Dataset listings of figures:
____

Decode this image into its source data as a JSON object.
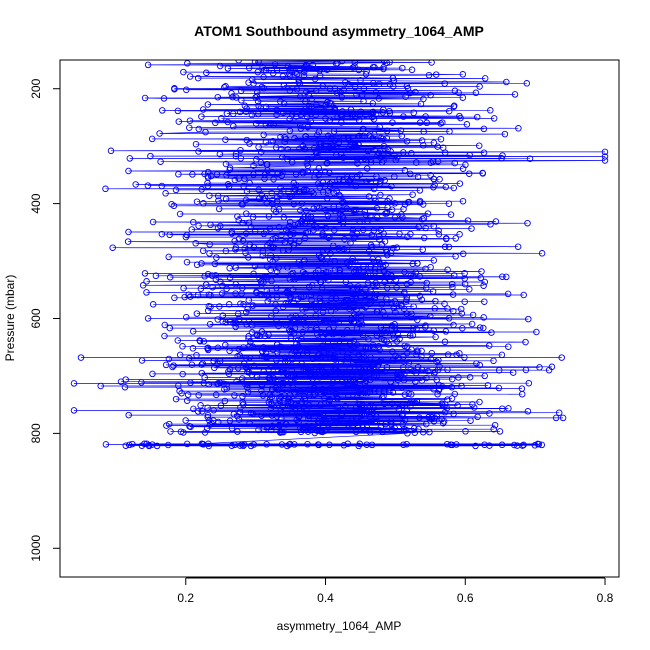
{
  "chart_data": {
    "type": "scatter",
    "title": "ATOM1 Southbound asymmetry_1064_AMP",
    "xlabel": "asymmetry_1064_AMP",
    "ylabel": "Pressure (mbar)",
    "xlim": [
      0.02,
      0.82
    ],
    "ylim": [
      1050,
      150
    ],
    "y_reversed": true,
    "x_ticks": [
      "0.2",
      "0.4",
      "0.6",
      "0.8"
    ],
    "y_ticks": [
      "200",
      "400",
      "600",
      "800",
      "1000"
    ],
    "series_color": "#0000FF",
    "marker": "open-circle",
    "connected": true,
    "grid": false,
    "density_bands": [
      {
        "y_min": 150,
        "y_max": 330,
        "x_min": 0.06,
        "x_max": 0.72,
        "n": 380
      },
      {
        "y_min": 330,
        "y_max": 520,
        "x_min": 0.05,
        "x_max": 0.71,
        "n": 420
      },
      {
        "y_min": 520,
        "y_max": 660,
        "x_min": 0.05,
        "x_max": 0.72,
        "n": 400
      },
      {
        "y_min": 660,
        "y_max": 800,
        "x_min": 0.04,
        "x_max": 0.74,
        "n": 520
      }
    ],
    "extra_points": [
      {
        "x": 0.8,
        "y": 310
      },
      {
        "x": 0.8,
        "y": 318
      },
      {
        "x": 0.8,
        "y": 325
      },
      {
        "x": 0.74,
        "y": 773
      },
      {
        "x": 0.73,
        "y": 773
      },
      {
        "x": 0.72,
        "y": 690
      },
      {
        "x": 0.04,
        "y": 760
      },
      {
        "x": 0.04,
        "y": 713
      },
      {
        "x": 0.05,
        "y": 668
      }
    ],
    "bottom_row": {
      "y": 820,
      "x_min": 0.07,
      "x_max": 0.72,
      "n": 60
    }
  }
}
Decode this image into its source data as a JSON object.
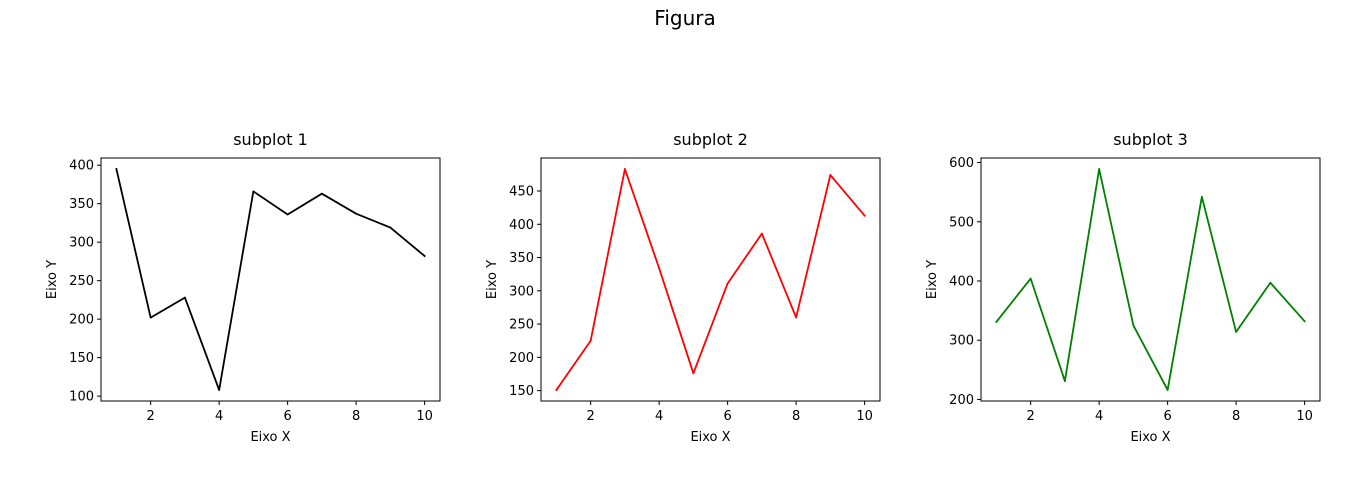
{
  "figure": {
    "title": "Figura"
  },
  "chart_data": [
    {
      "type": "line",
      "title": "subplot 1",
      "xlabel": "Eixo X",
      "ylabel": "Eixo Y",
      "x": [
        1,
        2,
        3,
        4,
        5,
        6,
        7,
        8,
        9,
        10
      ],
      "series": [
        {
          "values": [
            395,
            202,
            228,
            108,
            366,
            336,
            363,
            337,
            319,
            282
          ],
          "color": "#000000"
        }
      ],
      "xticks": [
        2,
        4,
        6,
        8,
        10
      ],
      "yticks": [
        100,
        150,
        200,
        250,
        300,
        350,
        400
      ],
      "xlim": [
        0.55,
        10.45
      ],
      "ylim": [
        93.65,
        409.35
      ],
      "grid": false
    },
    {
      "type": "line",
      "title": "subplot 2",
      "xlabel": "Eixo X",
      "ylabel": "Eixo Y",
      "x": [
        1,
        2,
        3,
        4,
        5,
        6,
        7,
        8,
        9,
        10
      ],
      "series": [
        {
          "values": [
            151,
            225,
            483,
            334,
            176,
            311,
            386,
            260,
            474,
            413
          ],
          "color": "#ff0000"
        }
      ],
      "xticks": [
        2,
        4,
        6,
        8,
        10
      ],
      "yticks": [
        150,
        200,
        250,
        300,
        350,
        400,
        450
      ],
      "xlim": [
        0.55,
        10.45
      ],
      "ylim": [
        134.4,
        499.6
      ],
      "grid": false
    },
    {
      "type": "line",
      "title": "subplot 3",
      "xlabel": "Eixo X",
      "ylabel": "Eixo Y",
      "x": [
        1,
        2,
        3,
        4,
        5,
        6,
        7,
        8,
        9,
        10
      ],
      "series": [
        {
          "values": [
            331,
            404,
            231,
            589,
            325,
            216,
            542,
            314,
            397,
            332
          ],
          "color": "#008000"
        }
      ],
      "xticks": [
        2,
        4,
        6,
        8,
        10
      ],
      "yticks": [
        200,
        300,
        400,
        500,
        600
      ],
      "xlim": [
        0.55,
        10.45
      ],
      "ylim": [
        197.35,
        607.65
      ],
      "grid": false
    }
  ]
}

____

▶ [AIM OF THE TASK]
Nothing in the entries above should change when they are printed again, except that the pictures are dropped.

▶ [SOLUTION FOR THIS EXERCISE]
Decode this image into its source data as a JSON object.
{
  "chart_data": {
    "type": "scatter",
    "title": "ATOM1 Southbound asymmetry_1064_AMP",
    "xlabel": "asymmetry_1064_AMP",
    "ylabel": "Pressure (mbar)",
    "xlim": [
      0.02,
      0.82
    ],
    "ylim": [
      1050,
      150
    ],
    "y_reversed": true,
    "x_ticks": [
      "0.2",
      "0.4",
      "0.6",
      "0.8"
    ],
    "y_ticks": [
      "200",
      "400",
      "600",
      "800",
      "1000"
    ],
    "series_color": "#0000FF",
    "marker": "open-circle",
    "connected": true,
    "grid": false,
    "density_bands": [
      {
        "y_min": 150,
        "y_max": 330,
        "x_min": 0.06,
        "x_max": 0.72,
        "n": 380
      },
      {
        "y_min": 330,
        "y_max": 520,
        "x_min": 0.05,
        "x_max": 0.71,
        "n": 420
      },
      {
        "y_min": 520,
        "y_max": 660,
        "x_min": 0.05,
        "x_max": 0.72,
        "n": 400
      },
      {
        "y_min": 660,
        "y_max": 800,
        "x_min": 0.04,
        "x_max": 0.74,
        "n": 520
      }
    ],
    "extra_points": [
      {
        "x": 0.8,
        "y": 310
      },
      {
        "x": 0.8,
        "y": 318
      },
      {
        "x": 0.8,
        "y": 325
      },
      {
        "x": 0.74,
        "y": 773
      },
      {
        "x": 0.73,
        "y": 773
      },
      {
        "x": 0.72,
        "y": 690
      },
      {
        "x": 0.04,
        "y": 760
      },
      {
        "x": 0.04,
        "y": 713
      },
      {
        "x": 0.05,
        "y": 668
      }
    ],
    "bottom_row": {
      "y": 820,
      "x_min": 0.07,
      "x_max": 0.72,
      "n": 60
    }
  }
}
Decode this image into its source data as a JSON object.
{
  "figure": {
    "title": "Figura"
  },
  "chart_data": [
    {
      "type": "line",
      "title": "subplot 1",
      "xlabel": "Eixo X",
      "ylabel": "Eixo Y",
      "x": [
        1,
        2,
        3,
        4,
        5,
        6,
        7,
        8,
        9,
        10
      ],
      "series": [
        {
          "values": [
            395,
            202,
            228,
            108,
            366,
            336,
            363,
            337,
            319,
            282
          ],
          "color": "#000000"
        }
      ],
      "xticks": [
        2,
        4,
        6,
        8,
        10
      ],
      "yticks": [
        100,
        150,
        200,
        250,
        300,
        350,
        400
      ],
      "xlim": [
        0.55,
        10.45
      ],
      "ylim": [
        93.65,
        409.35
      ],
      "grid": false
    },
    {
      "type": "line",
      "title": "subplot 2",
      "xlabel": "Eixo X",
      "ylabel": "Eixo Y",
      "x": [
        1,
        2,
        3,
        4,
        5,
        6,
        7,
        8,
        9,
        10
      ],
      "series": [
        {
          "values": [
            151,
            225,
            483,
            334,
            176,
            311,
            386,
            260,
            474,
            413
          ],
          "color": "#ff0000"
        }
      ],
      "xticks": [
        2,
        4,
        6,
        8,
        10
      ],
      "yticks": [
        150,
        200,
        250,
        300,
        350,
        400,
        450
      ],
      "xlim": [
        0.55,
        10.45
      ],
      "ylim": [
        134.4,
        499.6
      ],
      "grid": false
    },
    {
      "type": "line",
      "title": "subplot 3",
      "xlabel": "Eixo X",
      "ylabel": "Eixo Y",
      "x": [
        1,
        2,
        3,
        4,
        5,
        6,
        7,
        8,
        9,
        10
      ],
      "series": [
        {
          "values": [
            331,
            404,
            231,
            589,
            325,
            216,
            542,
            314,
            397,
            332
          ],
          "color": "#008000"
        }
      ],
      "xticks": [
        2,
        4,
        6,
        8,
        10
      ],
      "yticks": [
        200,
        300,
        400,
        500,
        600
      ],
      "xlim": [
        0.55,
        10.45
      ],
      "ylim": [
        197.35,
        607.65
      ],
      "grid": false
    }
  ]
}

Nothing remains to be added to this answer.